* Given data:
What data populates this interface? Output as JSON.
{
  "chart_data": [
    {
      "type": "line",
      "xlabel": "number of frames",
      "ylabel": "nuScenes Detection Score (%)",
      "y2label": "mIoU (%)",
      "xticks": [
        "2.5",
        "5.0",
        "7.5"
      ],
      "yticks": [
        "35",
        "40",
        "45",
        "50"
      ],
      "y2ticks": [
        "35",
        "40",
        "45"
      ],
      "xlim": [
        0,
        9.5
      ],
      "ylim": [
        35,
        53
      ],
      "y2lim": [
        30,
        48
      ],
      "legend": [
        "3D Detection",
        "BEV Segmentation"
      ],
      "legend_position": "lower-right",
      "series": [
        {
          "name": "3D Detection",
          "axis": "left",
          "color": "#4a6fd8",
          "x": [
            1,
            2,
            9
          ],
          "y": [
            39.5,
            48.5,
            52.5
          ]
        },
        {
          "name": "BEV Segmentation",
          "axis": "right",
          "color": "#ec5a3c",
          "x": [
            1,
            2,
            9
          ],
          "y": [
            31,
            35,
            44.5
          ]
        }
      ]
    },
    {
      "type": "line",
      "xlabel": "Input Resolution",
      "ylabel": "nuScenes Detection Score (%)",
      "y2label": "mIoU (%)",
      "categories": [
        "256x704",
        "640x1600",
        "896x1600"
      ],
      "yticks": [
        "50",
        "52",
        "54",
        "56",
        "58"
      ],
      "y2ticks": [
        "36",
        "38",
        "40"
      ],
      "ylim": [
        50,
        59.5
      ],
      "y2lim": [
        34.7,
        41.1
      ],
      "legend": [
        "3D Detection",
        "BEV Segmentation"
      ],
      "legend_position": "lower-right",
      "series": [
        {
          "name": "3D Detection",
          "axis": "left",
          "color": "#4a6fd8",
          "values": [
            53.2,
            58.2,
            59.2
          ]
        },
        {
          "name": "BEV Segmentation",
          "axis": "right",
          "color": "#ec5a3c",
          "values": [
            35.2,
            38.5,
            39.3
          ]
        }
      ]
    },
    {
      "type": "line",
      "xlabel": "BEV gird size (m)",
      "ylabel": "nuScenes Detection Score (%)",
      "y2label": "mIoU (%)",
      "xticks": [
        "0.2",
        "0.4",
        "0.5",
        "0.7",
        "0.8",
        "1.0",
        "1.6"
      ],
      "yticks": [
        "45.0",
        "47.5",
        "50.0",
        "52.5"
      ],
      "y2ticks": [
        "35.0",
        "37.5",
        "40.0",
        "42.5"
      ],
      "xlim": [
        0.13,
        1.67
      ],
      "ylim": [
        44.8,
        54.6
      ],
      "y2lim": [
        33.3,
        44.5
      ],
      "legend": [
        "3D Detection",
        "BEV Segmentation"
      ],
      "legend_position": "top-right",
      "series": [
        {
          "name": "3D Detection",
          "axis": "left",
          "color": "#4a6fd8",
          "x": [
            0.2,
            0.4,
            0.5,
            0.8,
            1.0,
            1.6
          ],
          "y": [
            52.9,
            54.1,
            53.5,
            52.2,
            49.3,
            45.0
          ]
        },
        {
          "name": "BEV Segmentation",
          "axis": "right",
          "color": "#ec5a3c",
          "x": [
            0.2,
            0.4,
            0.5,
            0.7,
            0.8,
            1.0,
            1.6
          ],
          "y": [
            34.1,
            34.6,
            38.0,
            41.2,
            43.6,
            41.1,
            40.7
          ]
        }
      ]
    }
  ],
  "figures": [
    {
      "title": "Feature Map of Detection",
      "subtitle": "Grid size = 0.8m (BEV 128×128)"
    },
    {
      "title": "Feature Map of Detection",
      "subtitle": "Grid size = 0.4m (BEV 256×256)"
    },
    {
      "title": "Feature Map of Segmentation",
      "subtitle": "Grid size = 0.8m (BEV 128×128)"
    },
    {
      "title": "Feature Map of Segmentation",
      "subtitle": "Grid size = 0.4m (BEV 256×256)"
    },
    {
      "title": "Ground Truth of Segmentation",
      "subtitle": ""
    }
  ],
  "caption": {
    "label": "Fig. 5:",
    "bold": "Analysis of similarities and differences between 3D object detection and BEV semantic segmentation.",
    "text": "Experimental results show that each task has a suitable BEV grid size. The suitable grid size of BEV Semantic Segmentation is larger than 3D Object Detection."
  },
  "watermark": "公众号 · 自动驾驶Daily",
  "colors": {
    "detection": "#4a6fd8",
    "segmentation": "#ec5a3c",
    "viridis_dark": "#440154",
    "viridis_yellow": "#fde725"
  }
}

* Goal: Produce an exact copy of the whole listing.

* Task result:
What data populates this interface? Output as JSON.
{
  "chart_data": [
    {
      "type": "line",
      "xlabel": "number of frames",
      "ylabel": "nuScenes Detection Score (%)",
      "y2label": "mIoU (%)",
      "xticks": [
        "2.5",
        "5.0",
        "7.5"
      ],
      "yticks": [
        "35",
        "40",
        "45",
        "50"
      ],
      "y2ticks": [
        "35",
        "40",
        "45"
      ],
      "xlim": [
        0,
        9.5
      ],
      "ylim": [
        35,
        53
      ],
      "y2lim": [
        30,
        48
      ],
      "legend": [
        "3D Detection",
        "BEV Segmentation"
      ],
      "legend_position": "lower-right",
      "series": [
        {
          "name": "3D Detection",
          "axis": "left",
          "color": "#4a6fd8",
          "x": [
            1,
            2,
            9
          ],
          "y": [
            39.5,
            48.5,
            52.5
          ]
        },
        {
          "name": "BEV Segmentation",
          "axis": "right",
          "color": "#ec5a3c",
          "x": [
            1,
            2,
            9
          ],
          "y": [
            31,
            35,
            44.5
          ]
        }
      ]
    },
    {
      "type": "line",
      "xlabel": "Input Resolution",
      "ylabel": "nuScenes Detection Score (%)",
      "y2label": "mIoU (%)",
      "categories": [
        "256x704",
        "640x1600",
        "896x1600"
      ],
      "yticks": [
        "50",
        "52",
        "54",
        "56",
        "58"
      ],
      "y2ticks": [
        "36",
        "38",
        "40"
      ],
      "ylim": [
        50,
        59.5
      ],
      "y2lim": [
        34.7,
        41.1
      ],
      "legend": [
        "3D Detection",
        "BEV Segmentation"
      ],
      "legend_position": "lower-right",
      "series": [
        {
          "name": "3D Detection",
          "axis": "left",
          "color": "#4a6fd8",
          "values": [
            53.2,
            58.2,
            59.2
          ]
        },
        {
          "name": "BEV Segmentation",
          "axis": "right",
          "color": "#ec5a3c",
          "values": [
            35.2,
            38.5,
            39.3
          ]
        }
      ]
    },
    {
      "type": "line",
      "xlabel": "BEV gird size (m)",
      "ylabel": "nuScenes Detection Score (%)",
      "y2label": "mIoU (%)",
      "xticks": [
        "0.2",
        "0.4",
        "0.5",
        "0.7",
        "0.8",
        "1.0",
        "1.6"
      ],
      "yticks": [
        "45.0",
        "47.5",
        "50.0",
        "52.5"
      ],
      "y2ticks": [
        "35.0",
        "37.5",
        "40.0",
        "42.5"
      ],
      "xlim": [
        0.13,
        1.67
      ],
      "ylim": [
        44.8,
        54.6
      ],
      "y2lim": [
        33.3,
        44.5
      ],
      "legend": [
        "3D Detection",
        "BEV Segmentation"
      ],
      "legend_position": "top-right",
      "series": [
        {
          "name": "3D Detection",
          "axis": "left",
          "color": "#4a6fd8",
          "x": [
            0.2,
            0.4,
            0.5,
            0.8,
            1.0,
            1.6
          ],
          "y": [
            52.9,
            54.1,
            53.5,
            52.2,
            49.3,
            45.0
          ]
        },
        {
          "name": "BEV Segmentation",
          "axis": "right",
          "color": "#ec5a3c",
          "x": [
            0.2,
            0.4,
            0.5,
            0.7,
            0.8,
            1.0,
            1.6
          ],
          "y": [
            34.1,
            34.6,
            38.0,
            41.2,
            43.6,
            41.1,
            40.7
          ]
        }
      ]
    }
  ],
  "figures": [
    {
      "title": "Feature Map of Detection",
      "subtitle": "Grid size = 0.8m (BEV 128×128)"
    },
    {
      "title": "Feature Map of Detection",
      "subtitle": "Grid size = 0.4m (BEV 256×256)"
    },
    {
      "title": "Feature Map of Segmentation",
      "subtitle": "Grid size = 0.8m (BEV 128×128)"
    },
    {
      "title": "Feature Map of Segmentation",
      "subtitle": "Grid size = 0.4m (BEV 256×256)"
    },
    {
      "title": "Ground Truth of Segmentation",
      "subtitle": ""
    }
  ],
  "caption": {
    "label": "Fig. 5:",
    "bold": "Analysis of similarities and differences between 3D object detection and BEV semantic segmentation.",
    "text": "Experimental results show that each task has a suitable BEV grid size. The suitable grid size of BEV Semantic Segmentation is larger than 3D Object Detection."
  },
  "watermark": "公众号 · 自动驾驶Daily",
  "colors": {
    "detection": "#4a6fd8",
    "segmentation": "#ec5a3c",
    "viridis_dark": "#440154",
    "viridis_yellow": "#fde725"
  }
}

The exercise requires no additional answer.